**DESCRIPTION OF THE TASK**
Copy every line of the data in which the word "issues" occurs.

++++++++++

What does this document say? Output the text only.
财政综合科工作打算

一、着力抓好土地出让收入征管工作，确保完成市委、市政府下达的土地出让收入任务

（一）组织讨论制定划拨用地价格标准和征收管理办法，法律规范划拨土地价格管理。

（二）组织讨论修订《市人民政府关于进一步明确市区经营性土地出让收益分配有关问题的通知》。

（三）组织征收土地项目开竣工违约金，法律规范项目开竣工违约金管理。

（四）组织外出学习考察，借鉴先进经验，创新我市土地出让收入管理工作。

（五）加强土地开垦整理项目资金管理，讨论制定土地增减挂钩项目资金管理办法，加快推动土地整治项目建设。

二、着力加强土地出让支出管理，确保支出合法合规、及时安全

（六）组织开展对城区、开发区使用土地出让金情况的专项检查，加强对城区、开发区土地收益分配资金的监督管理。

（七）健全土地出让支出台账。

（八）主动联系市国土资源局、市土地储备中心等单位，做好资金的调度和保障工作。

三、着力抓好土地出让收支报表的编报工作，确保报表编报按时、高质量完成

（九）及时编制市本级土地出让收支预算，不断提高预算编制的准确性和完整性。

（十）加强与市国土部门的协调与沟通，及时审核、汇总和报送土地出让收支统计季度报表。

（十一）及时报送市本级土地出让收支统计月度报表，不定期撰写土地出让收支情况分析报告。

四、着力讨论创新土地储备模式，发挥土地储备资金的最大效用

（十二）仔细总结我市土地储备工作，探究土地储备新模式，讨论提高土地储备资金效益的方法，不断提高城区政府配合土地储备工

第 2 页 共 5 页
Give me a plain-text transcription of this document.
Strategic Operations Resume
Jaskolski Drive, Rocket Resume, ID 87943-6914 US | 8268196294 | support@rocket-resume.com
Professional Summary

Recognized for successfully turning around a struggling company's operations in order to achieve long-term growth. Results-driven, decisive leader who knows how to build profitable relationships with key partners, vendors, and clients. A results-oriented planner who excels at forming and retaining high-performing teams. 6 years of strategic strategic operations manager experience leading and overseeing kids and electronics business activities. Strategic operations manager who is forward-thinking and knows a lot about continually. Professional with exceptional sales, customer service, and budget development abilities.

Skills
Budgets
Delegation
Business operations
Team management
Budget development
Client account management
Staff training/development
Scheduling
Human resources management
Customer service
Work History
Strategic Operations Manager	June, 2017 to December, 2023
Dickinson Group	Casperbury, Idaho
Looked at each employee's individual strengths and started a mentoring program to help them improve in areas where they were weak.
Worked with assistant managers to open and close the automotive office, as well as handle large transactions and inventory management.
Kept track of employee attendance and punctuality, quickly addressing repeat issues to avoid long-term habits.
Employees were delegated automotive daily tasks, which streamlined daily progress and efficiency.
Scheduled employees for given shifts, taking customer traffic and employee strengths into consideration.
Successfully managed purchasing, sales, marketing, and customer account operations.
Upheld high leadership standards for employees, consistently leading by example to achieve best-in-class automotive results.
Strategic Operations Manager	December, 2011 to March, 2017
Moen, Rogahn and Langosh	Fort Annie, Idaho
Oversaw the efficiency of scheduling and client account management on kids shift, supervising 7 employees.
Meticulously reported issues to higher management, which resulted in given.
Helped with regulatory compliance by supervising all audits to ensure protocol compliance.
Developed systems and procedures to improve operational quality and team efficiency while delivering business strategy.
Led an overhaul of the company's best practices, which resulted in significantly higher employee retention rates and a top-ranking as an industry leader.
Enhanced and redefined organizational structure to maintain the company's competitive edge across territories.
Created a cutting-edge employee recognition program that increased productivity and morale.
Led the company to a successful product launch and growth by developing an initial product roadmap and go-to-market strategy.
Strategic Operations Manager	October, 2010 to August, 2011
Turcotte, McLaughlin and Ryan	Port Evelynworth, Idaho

++++++++++

**EXPECTED ANSWER**
Kept track of employee attendance and punctuality, quickly addressing repeat issues to avoid long-term habits.
Meticulously reported issues to higher management, which resulted in given.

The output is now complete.